*Direction*: Nothing before the line containing "Extract the structured" belongs in the answer; quote that line and all lines after it through the end of the material, word for word.

*Data for this task*:
--- BEGIN ---

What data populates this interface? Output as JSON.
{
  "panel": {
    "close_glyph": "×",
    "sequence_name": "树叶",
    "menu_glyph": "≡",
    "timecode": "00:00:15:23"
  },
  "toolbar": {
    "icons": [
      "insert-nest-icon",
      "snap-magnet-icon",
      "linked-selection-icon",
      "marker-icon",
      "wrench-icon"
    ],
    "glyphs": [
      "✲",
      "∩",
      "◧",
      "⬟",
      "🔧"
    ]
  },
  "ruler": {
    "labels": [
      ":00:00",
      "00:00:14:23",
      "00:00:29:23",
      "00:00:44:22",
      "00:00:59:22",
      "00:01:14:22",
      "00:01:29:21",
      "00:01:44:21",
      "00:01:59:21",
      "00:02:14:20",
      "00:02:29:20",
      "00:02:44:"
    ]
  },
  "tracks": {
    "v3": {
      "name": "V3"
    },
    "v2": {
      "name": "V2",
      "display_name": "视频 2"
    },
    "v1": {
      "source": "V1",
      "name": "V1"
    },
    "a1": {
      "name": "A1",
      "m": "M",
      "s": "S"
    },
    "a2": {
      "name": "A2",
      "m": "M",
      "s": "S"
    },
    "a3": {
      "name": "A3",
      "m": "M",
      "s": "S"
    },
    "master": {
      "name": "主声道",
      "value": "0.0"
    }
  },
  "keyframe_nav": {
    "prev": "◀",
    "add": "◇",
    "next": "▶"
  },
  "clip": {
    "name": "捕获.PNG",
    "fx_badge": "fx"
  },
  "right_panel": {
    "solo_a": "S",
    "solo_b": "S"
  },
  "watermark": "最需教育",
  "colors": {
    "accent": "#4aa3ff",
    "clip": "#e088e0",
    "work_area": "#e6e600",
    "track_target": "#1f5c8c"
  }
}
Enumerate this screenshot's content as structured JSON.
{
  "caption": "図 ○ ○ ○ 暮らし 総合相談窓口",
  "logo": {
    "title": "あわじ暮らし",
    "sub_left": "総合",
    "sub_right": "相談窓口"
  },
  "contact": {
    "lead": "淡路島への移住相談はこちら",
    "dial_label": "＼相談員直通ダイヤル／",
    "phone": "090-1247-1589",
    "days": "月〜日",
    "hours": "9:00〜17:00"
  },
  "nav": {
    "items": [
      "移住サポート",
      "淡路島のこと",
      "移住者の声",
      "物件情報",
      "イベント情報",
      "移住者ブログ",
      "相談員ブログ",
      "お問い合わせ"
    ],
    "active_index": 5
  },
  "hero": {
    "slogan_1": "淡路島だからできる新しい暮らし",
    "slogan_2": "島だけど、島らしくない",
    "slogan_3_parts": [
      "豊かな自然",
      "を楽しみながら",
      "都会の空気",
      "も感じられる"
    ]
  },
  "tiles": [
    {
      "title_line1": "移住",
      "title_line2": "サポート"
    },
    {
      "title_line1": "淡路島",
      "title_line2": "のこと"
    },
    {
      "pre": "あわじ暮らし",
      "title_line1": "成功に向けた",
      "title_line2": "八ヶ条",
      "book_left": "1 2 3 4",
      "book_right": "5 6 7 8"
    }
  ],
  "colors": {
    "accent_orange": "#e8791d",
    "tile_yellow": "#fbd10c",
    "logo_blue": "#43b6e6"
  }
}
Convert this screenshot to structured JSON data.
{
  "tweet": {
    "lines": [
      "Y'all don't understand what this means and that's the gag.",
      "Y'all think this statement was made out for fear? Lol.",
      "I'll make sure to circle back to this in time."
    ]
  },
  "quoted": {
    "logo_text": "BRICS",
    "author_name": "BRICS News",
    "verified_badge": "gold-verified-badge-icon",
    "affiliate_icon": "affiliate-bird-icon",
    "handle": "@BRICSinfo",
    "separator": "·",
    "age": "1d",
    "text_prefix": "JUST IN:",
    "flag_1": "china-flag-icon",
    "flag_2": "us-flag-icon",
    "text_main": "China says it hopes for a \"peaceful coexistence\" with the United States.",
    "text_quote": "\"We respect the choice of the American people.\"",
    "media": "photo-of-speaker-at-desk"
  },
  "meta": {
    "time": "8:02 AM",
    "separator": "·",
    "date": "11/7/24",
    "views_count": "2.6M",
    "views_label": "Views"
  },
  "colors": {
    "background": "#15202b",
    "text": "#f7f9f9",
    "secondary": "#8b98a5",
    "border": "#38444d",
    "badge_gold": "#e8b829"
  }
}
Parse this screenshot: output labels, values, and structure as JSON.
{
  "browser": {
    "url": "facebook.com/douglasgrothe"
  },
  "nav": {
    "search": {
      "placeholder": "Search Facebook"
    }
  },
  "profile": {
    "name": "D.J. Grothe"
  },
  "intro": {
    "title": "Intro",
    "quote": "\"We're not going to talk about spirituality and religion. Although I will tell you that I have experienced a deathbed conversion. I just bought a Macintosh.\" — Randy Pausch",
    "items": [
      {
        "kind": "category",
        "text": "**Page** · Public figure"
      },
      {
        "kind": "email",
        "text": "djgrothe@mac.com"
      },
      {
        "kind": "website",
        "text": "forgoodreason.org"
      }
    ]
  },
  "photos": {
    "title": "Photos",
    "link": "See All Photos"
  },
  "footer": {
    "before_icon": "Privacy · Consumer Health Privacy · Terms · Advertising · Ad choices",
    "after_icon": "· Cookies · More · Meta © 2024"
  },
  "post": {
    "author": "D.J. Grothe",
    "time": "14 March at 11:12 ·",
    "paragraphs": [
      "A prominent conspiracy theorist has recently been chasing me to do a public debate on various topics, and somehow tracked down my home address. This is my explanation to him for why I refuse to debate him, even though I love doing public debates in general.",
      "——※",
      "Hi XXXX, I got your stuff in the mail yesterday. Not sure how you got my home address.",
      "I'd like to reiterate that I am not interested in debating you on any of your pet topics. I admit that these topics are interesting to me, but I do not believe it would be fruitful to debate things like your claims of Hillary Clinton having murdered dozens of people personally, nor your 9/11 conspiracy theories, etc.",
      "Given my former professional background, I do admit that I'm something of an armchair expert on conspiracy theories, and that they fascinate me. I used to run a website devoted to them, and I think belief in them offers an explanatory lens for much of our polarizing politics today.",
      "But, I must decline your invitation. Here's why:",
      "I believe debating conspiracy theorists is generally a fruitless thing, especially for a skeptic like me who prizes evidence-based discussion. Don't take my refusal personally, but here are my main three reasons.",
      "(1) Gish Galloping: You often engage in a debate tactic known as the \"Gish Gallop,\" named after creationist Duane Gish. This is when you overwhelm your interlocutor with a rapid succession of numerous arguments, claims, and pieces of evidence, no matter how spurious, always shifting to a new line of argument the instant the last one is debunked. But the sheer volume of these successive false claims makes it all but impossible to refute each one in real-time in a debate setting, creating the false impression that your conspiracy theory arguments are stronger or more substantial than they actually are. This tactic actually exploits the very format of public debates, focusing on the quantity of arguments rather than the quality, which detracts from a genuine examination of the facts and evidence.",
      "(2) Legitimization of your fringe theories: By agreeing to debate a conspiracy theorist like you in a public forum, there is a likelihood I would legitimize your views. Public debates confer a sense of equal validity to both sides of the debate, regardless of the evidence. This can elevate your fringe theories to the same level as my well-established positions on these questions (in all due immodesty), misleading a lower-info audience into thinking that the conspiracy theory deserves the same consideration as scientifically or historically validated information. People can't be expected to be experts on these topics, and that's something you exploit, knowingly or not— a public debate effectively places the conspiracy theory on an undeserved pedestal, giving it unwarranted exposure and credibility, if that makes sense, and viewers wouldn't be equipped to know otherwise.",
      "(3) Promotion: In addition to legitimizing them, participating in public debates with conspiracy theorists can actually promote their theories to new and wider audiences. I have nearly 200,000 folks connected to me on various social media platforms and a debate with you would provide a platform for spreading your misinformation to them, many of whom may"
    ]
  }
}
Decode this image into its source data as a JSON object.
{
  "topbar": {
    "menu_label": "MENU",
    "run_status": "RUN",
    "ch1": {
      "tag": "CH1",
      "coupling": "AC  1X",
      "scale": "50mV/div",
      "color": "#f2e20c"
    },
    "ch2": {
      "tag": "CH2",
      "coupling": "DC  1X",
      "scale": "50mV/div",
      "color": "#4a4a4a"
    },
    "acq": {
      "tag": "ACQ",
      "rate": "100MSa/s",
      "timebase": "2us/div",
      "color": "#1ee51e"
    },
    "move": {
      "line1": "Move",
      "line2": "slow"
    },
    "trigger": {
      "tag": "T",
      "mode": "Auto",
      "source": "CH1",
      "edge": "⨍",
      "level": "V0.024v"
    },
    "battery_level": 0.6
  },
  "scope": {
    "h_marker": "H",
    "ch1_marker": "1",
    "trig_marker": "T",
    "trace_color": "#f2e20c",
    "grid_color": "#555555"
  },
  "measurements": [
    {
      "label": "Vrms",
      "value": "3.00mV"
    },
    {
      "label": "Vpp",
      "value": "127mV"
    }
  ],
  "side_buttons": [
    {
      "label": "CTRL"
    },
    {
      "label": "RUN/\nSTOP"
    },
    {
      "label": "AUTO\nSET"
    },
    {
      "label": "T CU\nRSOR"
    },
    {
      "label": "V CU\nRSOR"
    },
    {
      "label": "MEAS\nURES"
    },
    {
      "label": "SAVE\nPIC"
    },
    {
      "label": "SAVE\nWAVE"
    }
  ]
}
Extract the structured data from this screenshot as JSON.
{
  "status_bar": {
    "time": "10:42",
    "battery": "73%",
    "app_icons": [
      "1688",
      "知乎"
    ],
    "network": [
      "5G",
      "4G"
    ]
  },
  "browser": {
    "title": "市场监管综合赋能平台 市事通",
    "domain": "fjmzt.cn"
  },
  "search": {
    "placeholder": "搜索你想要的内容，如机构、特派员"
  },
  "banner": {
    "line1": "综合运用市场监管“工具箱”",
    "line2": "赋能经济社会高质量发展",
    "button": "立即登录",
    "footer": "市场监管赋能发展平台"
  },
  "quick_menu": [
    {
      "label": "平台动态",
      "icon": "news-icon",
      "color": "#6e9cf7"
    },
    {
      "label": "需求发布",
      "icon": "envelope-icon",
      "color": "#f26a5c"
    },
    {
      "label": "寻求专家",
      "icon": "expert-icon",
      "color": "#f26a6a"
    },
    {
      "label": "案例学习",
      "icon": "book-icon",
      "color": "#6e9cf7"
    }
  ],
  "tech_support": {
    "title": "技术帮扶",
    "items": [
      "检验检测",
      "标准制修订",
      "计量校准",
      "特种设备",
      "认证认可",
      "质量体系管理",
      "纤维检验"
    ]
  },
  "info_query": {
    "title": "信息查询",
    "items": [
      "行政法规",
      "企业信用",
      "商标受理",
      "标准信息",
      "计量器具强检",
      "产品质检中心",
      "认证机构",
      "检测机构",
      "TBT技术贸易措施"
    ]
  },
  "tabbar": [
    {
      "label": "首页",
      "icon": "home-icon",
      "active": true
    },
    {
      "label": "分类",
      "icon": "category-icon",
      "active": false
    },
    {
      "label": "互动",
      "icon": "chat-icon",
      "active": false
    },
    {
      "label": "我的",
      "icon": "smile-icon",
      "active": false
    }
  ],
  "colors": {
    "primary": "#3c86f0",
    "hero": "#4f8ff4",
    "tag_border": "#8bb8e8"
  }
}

--- END ---

*Expected answer*:
Extract the structured data from this screenshot as JSON.
{
  "status_bar": {
    "time": "10:42",
    "battery": "73%",
    "app_icons": [
      "1688",
      "知乎"
    ],
    "network": [
      "5G",
      "4G"
    ]
  },
  "browser": {
    "title": "市场监管综合赋能平台 市事通",
    "domain": "fjmzt.cn"
  },
  "search": {
    "placeholder": "搜索你想要的内容，如机构、特派员"
  },
  "banner": {
    "line1": "综合运用市场监管“工具箱”",
    "line2": "赋能经济社会高质量发展",
    "button": "立即登录",
    "footer": "市场监管赋能发展平台"
  },
  "quick_menu": [
    {
      "label": "平台动态",
      "icon": "news-icon",
      "color": "#6e9cf7"
    },
    {
      "label": "需求发布",
      "icon": "envelope-icon",
      "color": "#f26a5c"
    },
    {
      "label": "寻求专家",
      "icon": "expert-icon",
      "color": "#f26a6a"
    },
    {
      "label": "案例学习",
      "icon": "book-icon",
      "color": "#6e9cf7"
    }
  ],
  "tech_support": {
    "title": "技术帮扶",
    "items": [
      "检验检测",
      "标准制修订",
      "计量校准",
      "特种设备",
      "认证认可",
      "质量体系管理",
      "纤维检验"
    ]
  },
  "info_query": {
    "title": "信息查询",
    "items": [
      "行政法规",
      "企业信用",
      "商标受理",
      "标准信息",
      "计量器具强检",
      "产品质检中心",
      "认证机构",
      "检测机构",
      "TBT技术贸易措施"
    ]
  },
  "tabbar": [
    {
      "label": "首页",
      "icon": "home-icon",
      "active": true
    },
    {
      "label": "分类",
      "icon": "category-icon",
      "active": false
    },
    {
      "label": "互动",
      "icon": "chat-icon",
      "active": false
    },
    {
      "label": "我的",
      "icon": "smile-icon",
      "active": false
    }
  ],
  "colors": {
    "primary": "#3c86f0",
    "hero": "#4f8ff4",
    "tag_border": "#8bb8e8"
  }
}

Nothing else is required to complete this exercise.